DATA RECORDS =
******

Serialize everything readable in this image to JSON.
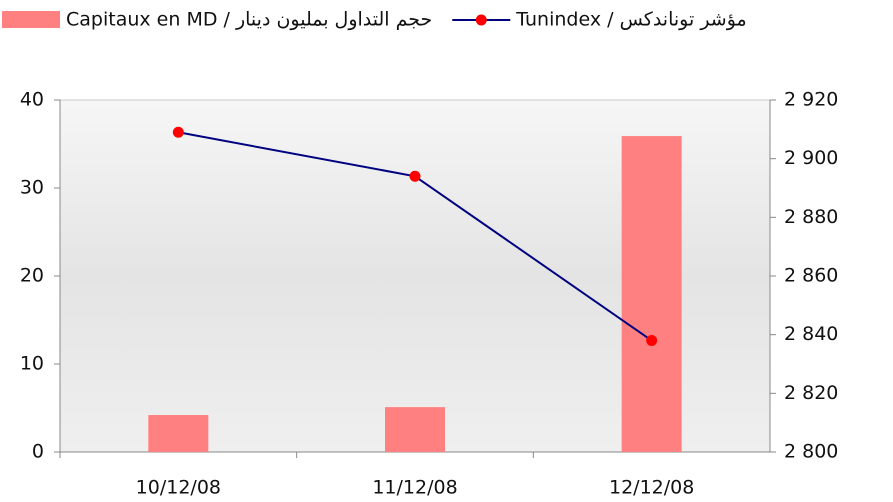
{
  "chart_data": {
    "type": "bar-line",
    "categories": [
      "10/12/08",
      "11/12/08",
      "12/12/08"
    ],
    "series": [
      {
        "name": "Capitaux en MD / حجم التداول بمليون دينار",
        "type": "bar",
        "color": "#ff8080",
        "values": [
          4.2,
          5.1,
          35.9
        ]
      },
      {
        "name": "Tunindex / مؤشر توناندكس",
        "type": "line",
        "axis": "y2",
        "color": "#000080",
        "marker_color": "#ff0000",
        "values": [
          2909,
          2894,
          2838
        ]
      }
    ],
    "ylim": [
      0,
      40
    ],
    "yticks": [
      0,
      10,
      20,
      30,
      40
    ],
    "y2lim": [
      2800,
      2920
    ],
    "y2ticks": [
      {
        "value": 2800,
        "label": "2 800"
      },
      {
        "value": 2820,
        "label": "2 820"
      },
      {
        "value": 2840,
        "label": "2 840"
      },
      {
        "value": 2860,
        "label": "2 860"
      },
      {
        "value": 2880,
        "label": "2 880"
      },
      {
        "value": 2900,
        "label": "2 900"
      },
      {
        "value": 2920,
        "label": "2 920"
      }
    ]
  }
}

******

REQUIREMENT =
Transcribe the entries above verbatim, omitting their pictures.

FINISHED ANSWER =
Serialize everything readable in this image to JSON.
{
  "chart_data": {
    "type": "bar-line",
    "categories": [
      "10/12/08",
      "11/12/08",
      "12/12/08"
    ],
    "series": [
      {
        "name": "Capitaux en MD / حجم التداول بمليون دينار",
        "type": "bar",
        "color": "#ff8080",
        "values": [
          4.2,
          5.1,
          35.9
        ]
      },
      {
        "name": "Tunindex / مؤشر توناندكس",
        "type": "line",
        "axis": "y2",
        "color": "#000080",
        "marker_color": "#ff0000",
        "values": [
          2909,
          2894,
          2838
        ]
      }
    ],
    "ylim": [
      0,
      40
    ],
    "yticks": [
      0,
      10,
      20,
      30,
      40
    ],
    "y2lim": [
      2800,
      2920
    ],
    "y2ticks": [
      {
        "value": 2800,
        "label": "2 800"
      },
      {
        "value": 2820,
        "label": "2 820"
      },
      {
        "value": 2840,
        "label": "2 840"
      },
      {
        "value": 2860,
        "label": "2 860"
      },
      {
        "value": 2880,
        "label": "2 880"
      },
      {
        "value": 2900,
        "label": "2 900"
      },
      {
        "value": 2920,
        "label": "2 920"
      }
    ]
  }
}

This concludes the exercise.